→ Task details
Write out the entire listing below exactly as it appears, minus any pictures.

(Part of a data file)
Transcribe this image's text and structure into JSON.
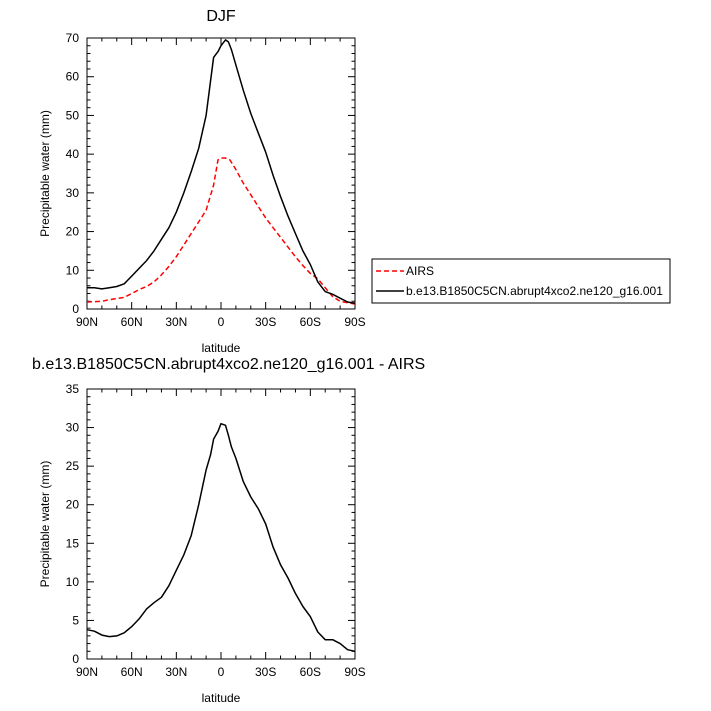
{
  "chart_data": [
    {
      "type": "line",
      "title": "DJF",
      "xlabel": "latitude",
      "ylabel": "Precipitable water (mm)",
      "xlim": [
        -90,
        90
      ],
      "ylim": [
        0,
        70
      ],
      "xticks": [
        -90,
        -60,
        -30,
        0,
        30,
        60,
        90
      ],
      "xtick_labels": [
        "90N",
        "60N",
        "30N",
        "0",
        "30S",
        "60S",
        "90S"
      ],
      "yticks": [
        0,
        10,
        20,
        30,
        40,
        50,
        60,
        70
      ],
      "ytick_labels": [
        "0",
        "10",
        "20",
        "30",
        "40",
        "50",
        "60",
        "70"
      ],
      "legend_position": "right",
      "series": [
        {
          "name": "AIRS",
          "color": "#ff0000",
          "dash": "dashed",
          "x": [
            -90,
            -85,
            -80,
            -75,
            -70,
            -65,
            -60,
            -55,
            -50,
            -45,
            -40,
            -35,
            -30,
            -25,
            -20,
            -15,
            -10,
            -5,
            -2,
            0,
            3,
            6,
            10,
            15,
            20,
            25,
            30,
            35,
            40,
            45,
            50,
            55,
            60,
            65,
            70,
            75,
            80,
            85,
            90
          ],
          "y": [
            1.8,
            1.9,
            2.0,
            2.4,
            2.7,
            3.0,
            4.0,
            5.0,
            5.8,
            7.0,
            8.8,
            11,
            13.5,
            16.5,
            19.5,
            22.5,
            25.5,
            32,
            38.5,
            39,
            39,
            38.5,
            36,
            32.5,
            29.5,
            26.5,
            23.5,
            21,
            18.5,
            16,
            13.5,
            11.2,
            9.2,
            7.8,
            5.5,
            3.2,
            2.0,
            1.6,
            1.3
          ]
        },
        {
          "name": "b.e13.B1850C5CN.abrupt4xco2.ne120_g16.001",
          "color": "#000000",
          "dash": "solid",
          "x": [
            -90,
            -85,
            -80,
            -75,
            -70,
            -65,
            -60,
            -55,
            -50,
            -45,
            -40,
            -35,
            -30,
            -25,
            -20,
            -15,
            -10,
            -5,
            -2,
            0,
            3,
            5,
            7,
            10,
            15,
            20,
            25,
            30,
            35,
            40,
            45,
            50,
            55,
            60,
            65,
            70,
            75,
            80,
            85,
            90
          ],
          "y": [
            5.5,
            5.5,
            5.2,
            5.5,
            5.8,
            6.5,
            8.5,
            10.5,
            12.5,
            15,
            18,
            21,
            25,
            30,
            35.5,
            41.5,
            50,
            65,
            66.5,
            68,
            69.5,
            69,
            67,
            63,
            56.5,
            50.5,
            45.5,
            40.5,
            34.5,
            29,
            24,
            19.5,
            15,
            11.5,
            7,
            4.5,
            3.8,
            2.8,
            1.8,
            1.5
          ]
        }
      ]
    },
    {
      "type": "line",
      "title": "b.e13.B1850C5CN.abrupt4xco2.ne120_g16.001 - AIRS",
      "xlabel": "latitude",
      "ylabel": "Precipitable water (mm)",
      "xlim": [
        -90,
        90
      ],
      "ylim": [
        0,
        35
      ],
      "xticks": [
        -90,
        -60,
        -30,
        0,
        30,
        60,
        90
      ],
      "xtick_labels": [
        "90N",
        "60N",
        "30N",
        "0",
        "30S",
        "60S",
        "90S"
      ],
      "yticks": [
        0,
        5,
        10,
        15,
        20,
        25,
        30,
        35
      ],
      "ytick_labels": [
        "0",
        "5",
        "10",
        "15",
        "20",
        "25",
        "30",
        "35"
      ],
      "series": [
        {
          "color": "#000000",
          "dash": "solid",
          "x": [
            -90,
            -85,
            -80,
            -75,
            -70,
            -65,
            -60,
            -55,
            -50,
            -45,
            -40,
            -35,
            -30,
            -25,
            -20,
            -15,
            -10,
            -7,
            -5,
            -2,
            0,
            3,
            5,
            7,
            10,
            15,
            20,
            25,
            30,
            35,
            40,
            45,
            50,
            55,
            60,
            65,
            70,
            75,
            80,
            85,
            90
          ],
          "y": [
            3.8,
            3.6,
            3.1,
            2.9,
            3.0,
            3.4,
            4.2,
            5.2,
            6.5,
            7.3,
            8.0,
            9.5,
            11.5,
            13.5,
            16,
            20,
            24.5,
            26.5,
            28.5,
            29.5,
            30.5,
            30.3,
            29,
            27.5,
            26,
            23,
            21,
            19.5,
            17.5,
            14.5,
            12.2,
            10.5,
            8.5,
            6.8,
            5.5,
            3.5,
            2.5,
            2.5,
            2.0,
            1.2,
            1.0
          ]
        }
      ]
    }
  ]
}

→ Final result
Transcribe this image's text and structure into JSON.
{
  "chart_data": [
    {
      "type": "line",
      "title": "DJF",
      "xlabel": "latitude",
      "ylabel": "Precipitable water (mm)",
      "xlim": [
        -90,
        90
      ],
      "ylim": [
        0,
        70
      ],
      "xticks": [
        -90,
        -60,
        -30,
        0,
        30,
        60,
        90
      ],
      "xtick_labels": [
        "90N",
        "60N",
        "30N",
        "0",
        "30S",
        "60S",
        "90S"
      ],
      "yticks": [
        0,
        10,
        20,
        30,
        40,
        50,
        60,
        70
      ],
      "ytick_labels": [
        "0",
        "10",
        "20",
        "30",
        "40",
        "50",
        "60",
        "70"
      ],
      "legend_position": "right",
      "series": [
        {
          "name": "AIRS",
          "color": "#ff0000",
          "dash": "dashed",
          "x": [
            -90,
            -85,
            -80,
            -75,
            -70,
            -65,
            -60,
            -55,
            -50,
            -45,
            -40,
            -35,
            -30,
            -25,
            -20,
            -15,
            -10,
            -5,
            -2,
            0,
            3,
            6,
            10,
            15,
            20,
            25,
            30,
            35,
            40,
            45,
            50,
            55,
            60,
            65,
            70,
            75,
            80,
            85,
            90
          ],
          "y": [
            1.8,
            1.9,
            2.0,
            2.4,
            2.7,
            3.0,
            4.0,
            5.0,
            5.8,
            7.0,
            8.8,
            11,
            13.5,
            16.5,
            19.5,
            22.5,
            25.5,
            32,
            38.5,
            39,
            39,
            38.5,
            36,
            32.5,
            29.5,
            26.5,
            23.5,
            21,
            18.5,
            16,
            13.5,
            11.2,
            9.2,
            7.8,
            5.5,
            3.2,
            2.0,
            1.6,
            1.3
          ]
        },
        {
          "name": "b.e13.B1850C5CN.abrupt4xco2.ne120_g16.001",
          "color": "#000000",
          "dash": "solid",
          "x": [
            -90,
            -85,
            -80,
            -75,
            -70,
            -65,
            -60,
            -55,
            -50,
            -45,
            -40,
            -35,
            -30,
            -25,
            -20,
            -15,
            -10,
            -5,
            -2,
            0,
            3,
            5,
            7,
            10,
            15,
            20,
            25,
            30,
            35,
            40,
            45,
            50,
            55,
            60,
            65,
            70,
            75,
            80,
            85,
            90
          ],
          "y": [
            5.5,
            5.5,
            5.2,
            5.5,
            5.8,
            6.5,
            8.5,
            10.5,
            12.5,
            15,
            18,
            21,
            25,
            30,
            35.5,
            41.5,
            50,
            65,
            66.5,
            68,
            69.5,
            69,
            67,
            63,
            56.5,
            50.5,
            45.5,
            40.5,
            34.5,
            29,
            24,
            19.5,
            15,
            11.5,
            7,
            4.5,
            3.8,
            2.8,
            1.8,
            1.5
          ]
        }
      ]
    },
    {
      "type": "line",
      "title": "b.e13.B1850C5CN.abrupt4xco2.ne120_g16.001 - AIRS",
      "xlabel": "latitude",
      "ylabel": "Precipitable water (mm)",
      "xlim": [
        -90,
        90
      ],
      "ylim": [
        0,
        35
      ],
      "xticks": [
        -90,
        -60,
        -30,
        0,
        30,
        60,
        90
      ],
      "xtick_labels": [
        "90N",
        "60N",
        "30N",
        "0",
        "30S",
        "60S",
        "90S"
      ],
      "yticks": [
        0,
        5,
        10,
        15,
        20,
        25,
        30,
        35
      ],
      "ytick_labels": [
        "0",
        "5",
        "10",
        "15",
        "20",
        "25",
        "30",
        "35"
      ],
      "series": [
        {
          "color": "#000000",
          "dash": "solid",
          "x": [
            -90,
            -85,
            -80,
            -75,
            -70,
            -65,
            -60,
            -55,
            -50,
            -45,
            -40,
            -35,
            -30,
            -25,
            -20,
            -15,
            -10,
            -7,
            -5,
            -2,
            0,
            3,
            5,
            7,
            10,
            15,
            20,
            25,
            30,
            35,
            40,
            45,
            50,
            55,
            60,
            65,
            70,
            75,
            80,
            85,
            90
          ],
          "y": [
            3.8,
            3.6,
            3.1,
            2.9,
            3.0,
            3.4,
            4.2,
            5.2,
            6.5,
            7.3,
            8.0,
            9.5,
            11.5,
            13.5,
            16,
            20,
            24.5,
            26.5,
            28.5,
            29.5,
            30.5,
            30.3,
            29,
            27.5,
            26,
            23,
            21,
            19.5,
            17.5,
            14.5,
            12.2,
            10.5,
            8.5,
            6.8,
            5.5,
            3.5,
            2.5,
            2.5,
            2.0,
            1.2,
            1.0
          ]
        }
      ]
    }
  ]
}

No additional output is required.